▸ **EXERCISE**
As the answer, give every line of the records that includes the word "Match".
Segment Start: RECORDS FOR PROCESSING
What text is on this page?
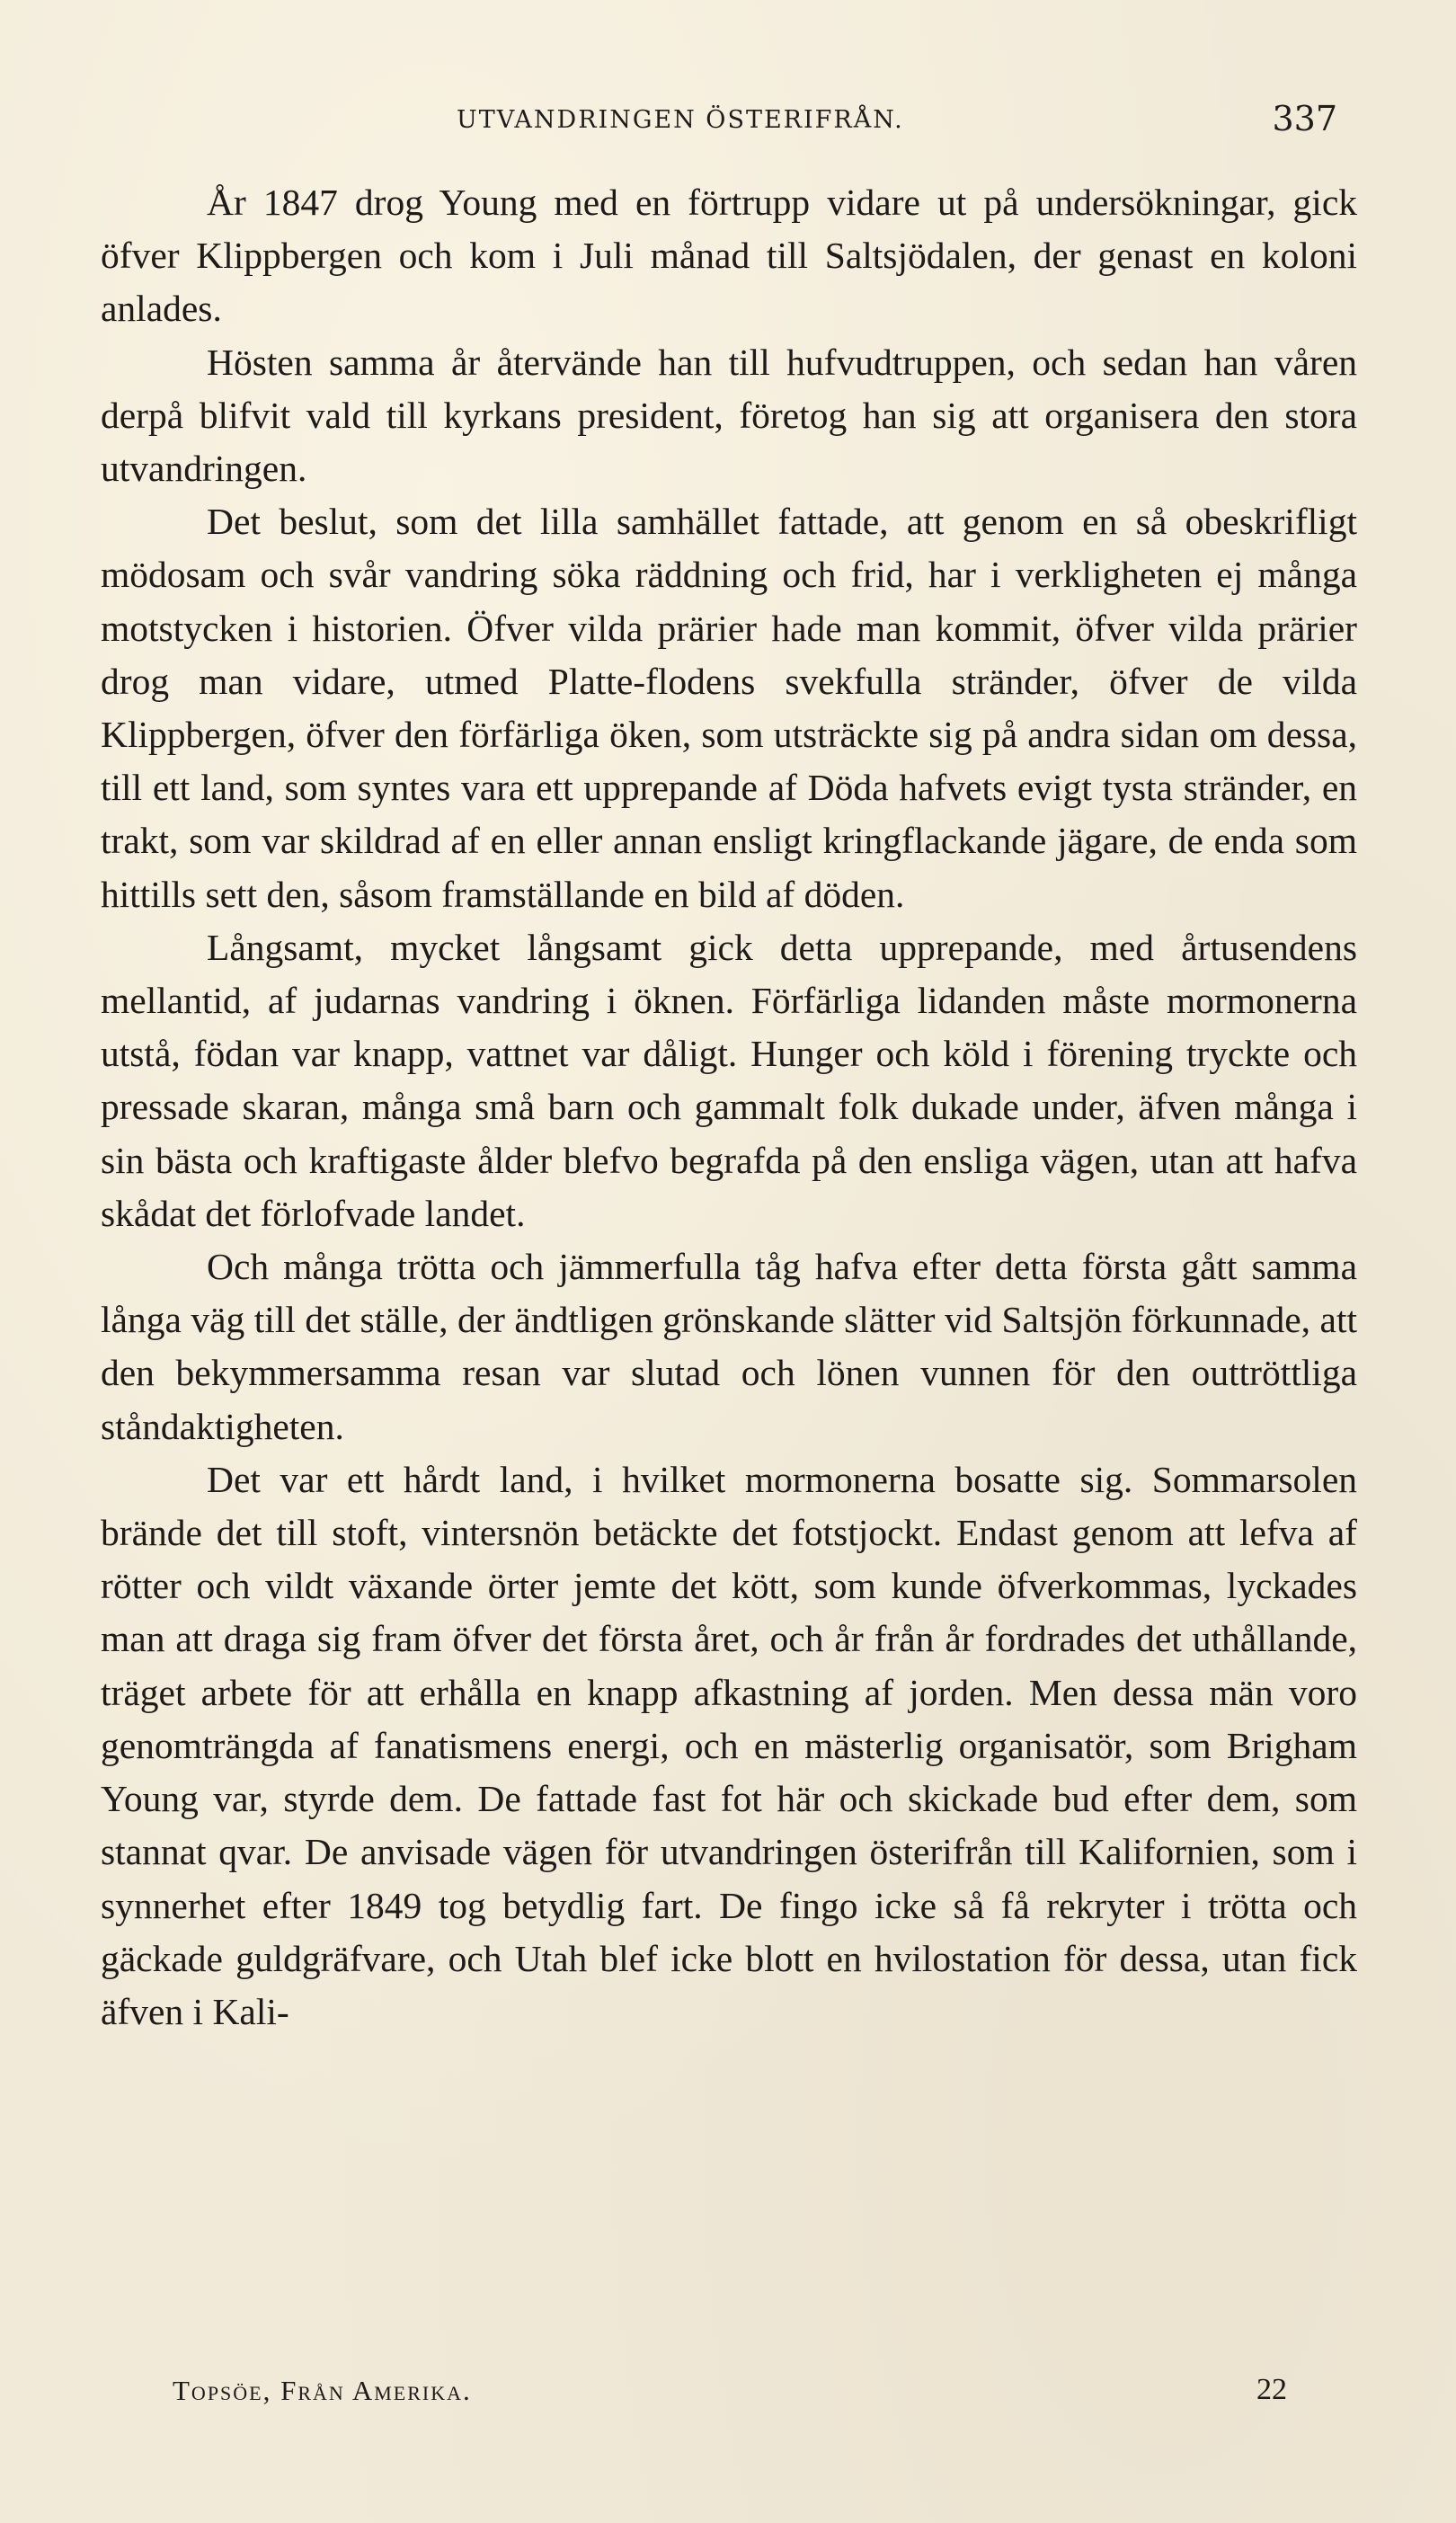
UTVANDRINGEN ÖSTERIFRÅN.	337

År 1847 drog Young med en förtrupp vidare ut på undersökningar, gick öfver Klippbergen och kom i Juli månad till Saltsjödalen, der genast en koloni anlades.

Hösten samma år återvände han till hufvudtruppen, och sedan han våren derpå blifvit vald till kyrkans president, företog han sig att organisera den stora utvandringen.

Det beslut, som det lilla samhället fattade, att genom en så obeskrifligt mödosam och svår vandring söka räddning och frid, har i verkligheten ej många motstycken i historien. Öfver vilda prärier hade man kommit, öfver vilda prärier drog man vidare, utmed Platte-flodens svekfulla stränder, öfver de vilda Klippbergen, öfver den förfärliga öken, som utsträckte sig på andra sidan om dessa, till ett land, som syntes vara ett upprepande af Döda hafvets evigt tysta stränder, en trakt, som var skildrad af en eller annan ensligt kringflackande jägare, de enda som hittills sett den, såsom framställande en bild af döden.

Långsamt, mycket långsamt gick detta upprepande, med årtusendens mellantid, af judarnas vandring i öknen. Förfärliga lidanden måste mormonerna utstå, födan var knapp, vattnet var dåligt. Hunger och köld i förening tryckte och pressade skaran, många små barn och gammalt folk dukade under, äfven många i sin bästa och kraftigaste ålder blefvo begrafda på den ensliga vägen, utan att hafva skådat det förlofvade landet.

Och många trötta och jämmerfulla tåg hafva efter detta första gått samma långa väg till det ställe, der ändtligen grönskande slätter vid Saltsjön förkunnade, att den bekymmersamma resan var slutad och lönen vunnen för den outtröttliga ståndaktigheten.

Det var ett hårdt land, i hvilket mormonerna bosatte sig. Sommarsolen brände det till stoft, vintersnön betäckte det fotstjockt. Endast genom att lefva af rötter och vildt växande örter jemte det kött, som kunde öfverkommas, lyckades man att draga sig fram öfver det första året, och år från år fordrades det uthållande, träget arbete för att erhålla en knapp afkastning af jorden. Men dessa män voro genomträngda af fanatismens energi, och en mästerlig organisatör, som Brigham Young var, styrde dem. De fattade fast fot här och skickade bud efter dem, som stannat qvar. De anvisade vägen för utvandringen österifrån till Kalifornien, som i synnerhet efter 1849 tog betydlig fart. De fingo icke så få rekryter i trötta och gäckade guldgräfvare, och Utah blef icke blott en hvilostation för dessa, utan fick äfven i Kali-

Topsöe, Från Amerika.	22
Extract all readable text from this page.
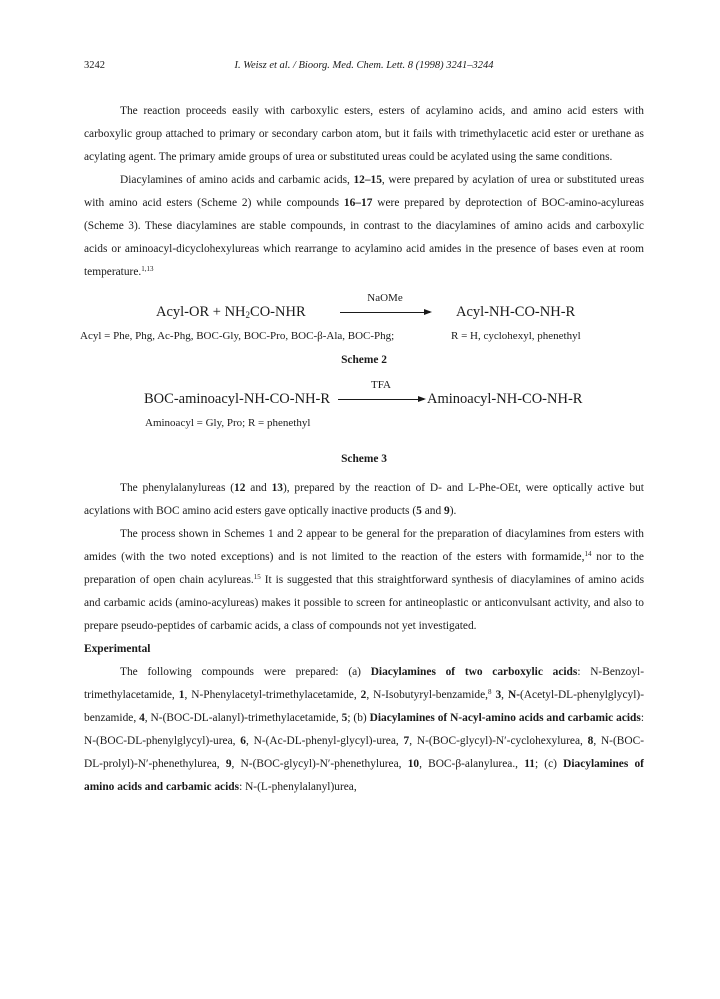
3242	I. Weisz et al. / Bioorg. Med. Chem. Lett. 8 (1998) 3241–3244

The reaction proceeds easily with carboxylic esters, esters of acylamino acids, and amino acid esters with carboxylic group attached to primary or secondary carbon atom, but it fails with trimethylacetic acid ester or urethane as acylating agent. The primary amide groups of urea or substituted ureas could be acylated using the same conditions.

Diacylamines of amino acids and carbamic acids, 12–15, were prepared by acylation of urea or substituted ureas with amino acid esters (Scheme 2) while compounds 16–17 were prepared by deprotection of BOC-amino-acylureas (Scheme 3). These diacylamines are stable compounds, in contrast to the diacylamines of amino acids and carboxylic acids or aminoacyl-dicyclohexylureas which rearrange to acylamino acid amides in the presence of bases even at room temperature.$^{1,13}$

Acyl-OR + $NH_2CO$-NHR
NaOMe
Acyl-NH-CO-NH-R
Acyl = Phe, Phg, Ac-Phg, BOC-Gly, BOC-Pro, BOC-β-Ala, BOC-Phg;	R = H, cyclohexyl, phenethyl
Scheme 2
BOC-aminoacyl-NH-CO-NH-R
TFA
Aminoacyl-NH-CO-NH-R
Aminoacyl = Gly, Pro; R = phenethyl
Scheme 3

The phenylalanylureas (12 and 13), prepared by the reaction of D- and L-Phe-OEt, were optically active but acylations with BOC amino acid esters gave optically inactive products (5 and 9).

The process shown in Schemes 1 and 2 appear to be general for the preparation of diacylamines from esters with amides (with the two noted exceptions) and is not limited to the reaction of the esters with formamide,$^{14}$ nor to the preparation of open chain acylureas.$^{15}$ It is suggested that this straightforward synthesis of diacylamines of amino acids and carbamic acids (amino-acylureas) makes it possible to screen for antineoplastic or anticonvulsant activity, and also to prepare pseudo-peptides of carbamic acids, a class of compounds not yet investigated.

Experimental

The following compounds were prepared: (a) Diacylamines of two carboxylic acids: N-Benzoyl-trimethylacetamide, 1, N-Phenylacetyl-trimethylacetamide, 2, N-Isobutyryl-benzamide,$^8$ 3, N-(Acetyl-DL-phenylglycyl)-benzamide, 4, N-(BOC-DL-alanyl)-trimethylacetamide, 5; (b) Diacylamines of N-acyl-amino acids and carbamic acids: N-(BOC-DL-phenylglycyl)-urea, 6, N-(Ac-DL-phenyl-glycyl)-urea, 7, N-(BOC-glycyl)-N′-cyclohexylurea, 8, N-(BOC-DL-prolyl)-N′-phenethylurea, 9, N-(BOC-glycyl)-N′-phenethylurea, 10, BOC-β-alanylurea., 11; (c) Diacylamines of amino acids and carbamic acids: N-(L-phenylalanyl)urea,
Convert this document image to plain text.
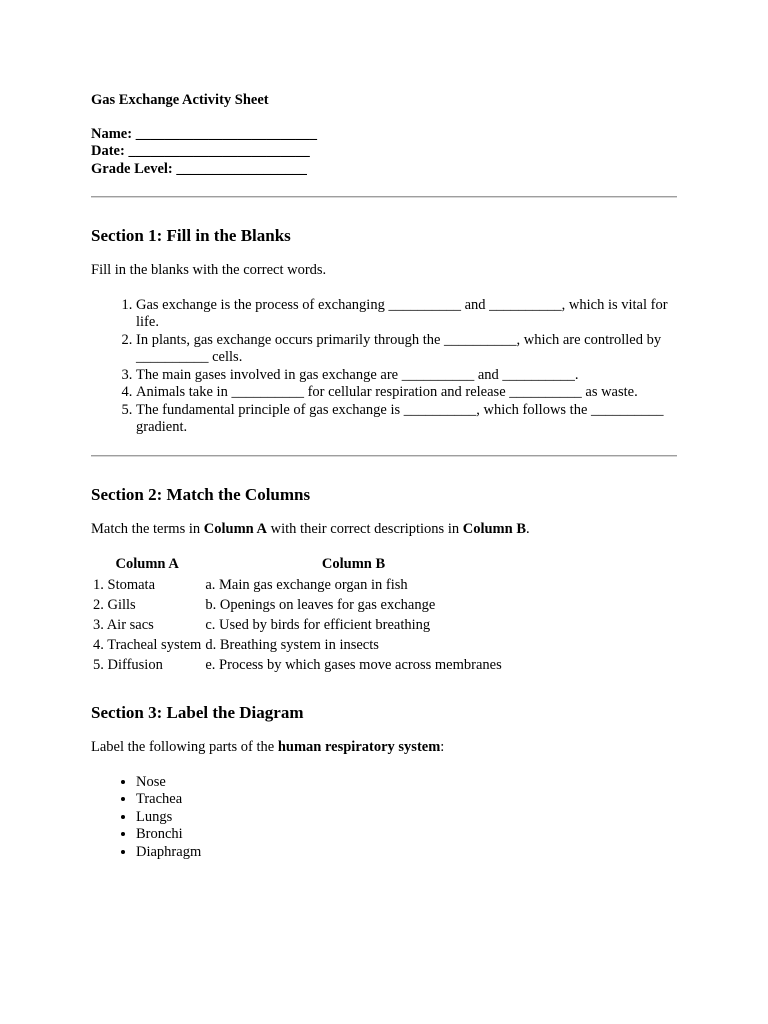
Gas Exchange Activity Sheet
Name: _________________________
Date: _________________________
Grade Level: __________________
Section 1: Fill in the Blanks

Fill in the blanks with the correct words.

1. Gas exchange is the process of exchanging __________ and __________, which is vital for life.
2. In plants, gas exchange occurs primarily through the __________, which are controlled by __________ cells.
3. The main gases involved in gas exchange are __________ and __________.
4. Animals take in __________ for cellular respiration and release __________ as waste.
5. The fundamental principle of gas exchange is __________, which follows the __________ gradient.
Section 2: Match the Columns

Match the terms in Column A with their correct descriptions in Column B.

Column A	Column B
1. Stomata	a. Main gas exchange organ in fish
2. Gills	b. Openings on leaves for gas exchange
3. Air sacs	c. Used by birds for efficient breathing
4. Tracheal system	d. Breathing system in insects
5. Diffusion	e. Process by which gases move across membranes
Section 3: Label the Diagram

Label the following parts of the human respiratory system:

• Nose
• Trachea
• Lungs
• Bronchi
• Diaphragm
Segment End: RECORDS FOR PROCESSING
▸ **REPLY**
Section 2: Match the Columns
Match the terms in Column A with their correct descriptions in Column B.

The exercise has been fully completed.